▶ GIVEN INSTRUCTION
Return the entries below in their exact form, leaving the pictures out.

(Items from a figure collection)
** begin **
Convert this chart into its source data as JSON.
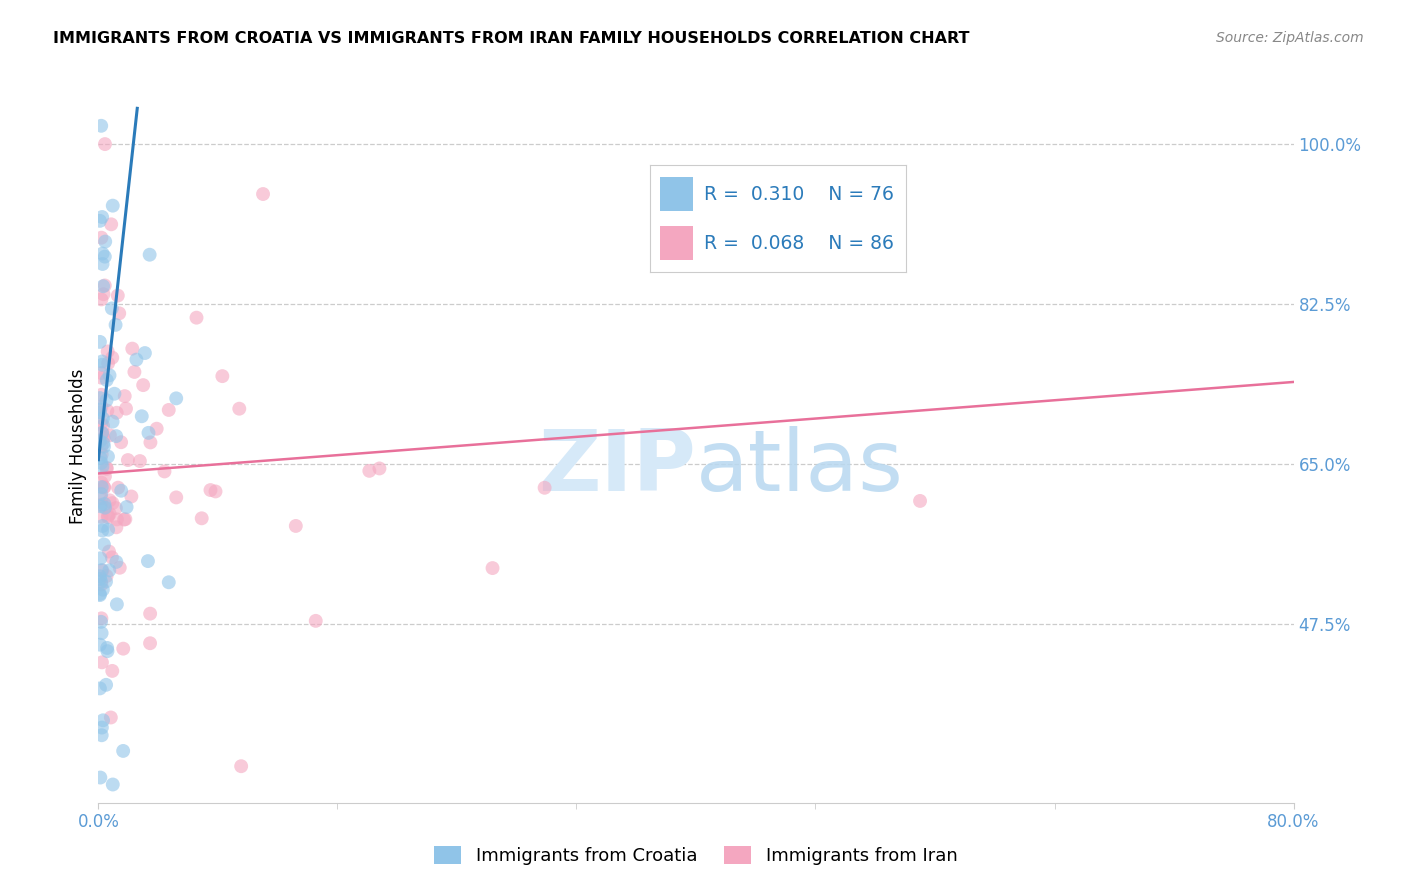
{
  "title": "IMMIGRANTS FROM CROATIA VS IMMIGRANTS FROM IRAN FAMILY HOUSEHOLDS CORRELATION CHART",
  "source": "Source: ZipAtlas.com",
  "ylabel": "Family Households",
  "ytick_labels": [
    "100.0%",
    "82.5%",
    "65.0%",
    "47.5%"
  ],
  "ytick_values": [
    1.0,
    0.825,
    0.65,
    0.475
  ],
  "xlim": [
    0.0,
    0.8
  ],
  "ylim": [
    0.28,
    1.06
  ],
  "croatia_color": "#90c4e8",
  "iran_color": "#f4a7c0",
  "croatia_line_color": "#2b7bba",
  "iran_line_color": "#e8709a",
  "croatia_R": 0.31,
  "croatia_N": 76,
  "iran_R": 0.068,
  "iran_N": 86,
  "legend_text_color": "#2b7bba",
  "watermark": "ZIPatlas",
  "watermark_color": "#d6e9f8",
  "background_color": "#ffffff",
  "grid_color": "#cccccc",
  "tick_label_color": "#5b9bd5",
  "title_fontsize": 11.5,
  "axis_fontsize": 12,
  "marker_size": 100,
  "marker_alpha": 0.6
}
** end **
▶ OUTPUT
Convert this chart into its source data as JSON.
{
  "title": "IMMIGRANTS FROM CROATIA VS IMMIGRANTS FROM IRAN FAMILY HOUSEHOLDS CORRELATION CHART",
  "source": "Source: ZipAtlas.com",
  "ylabel": "Family Households",
  "ytick_labels": [
    "100.0%",
    "82.5%",
    "65.0%",
    "47.5%"
  ],
  "ytick_values": [
    1.0,
    0.825,
    0.65,
    0.475
  ],
  "xlim": [
    0.0,
    0.8
  ],
  "ylim": [
    0.28,
    1.06
  ],
  "croatia_color": "#90c4e8",
  "iran_color": "#f4a7c0",
  "croatia_line_color": "#2b7bba",
  "iran_line_color": "#e8709a",
  "croatia_R": 0.31,
  "croatia_N": 76,
  "iran_R": 0.068,
  "iran_N": 86,
  "legend_text_color": "#2b7bba",
  "watermark": "ZIPatlas",
  "watermark_color": "#d6e9f8",
  "background_color": "#ffffff",
  "grid_color": "#cccccc",
  "tick_label_color": "#5b9bd5",
  "title_fontsize": 11.5,
  "axis_fontsize": 12,
  "marker_size": 100,
  "marker_alpha": 0.6
}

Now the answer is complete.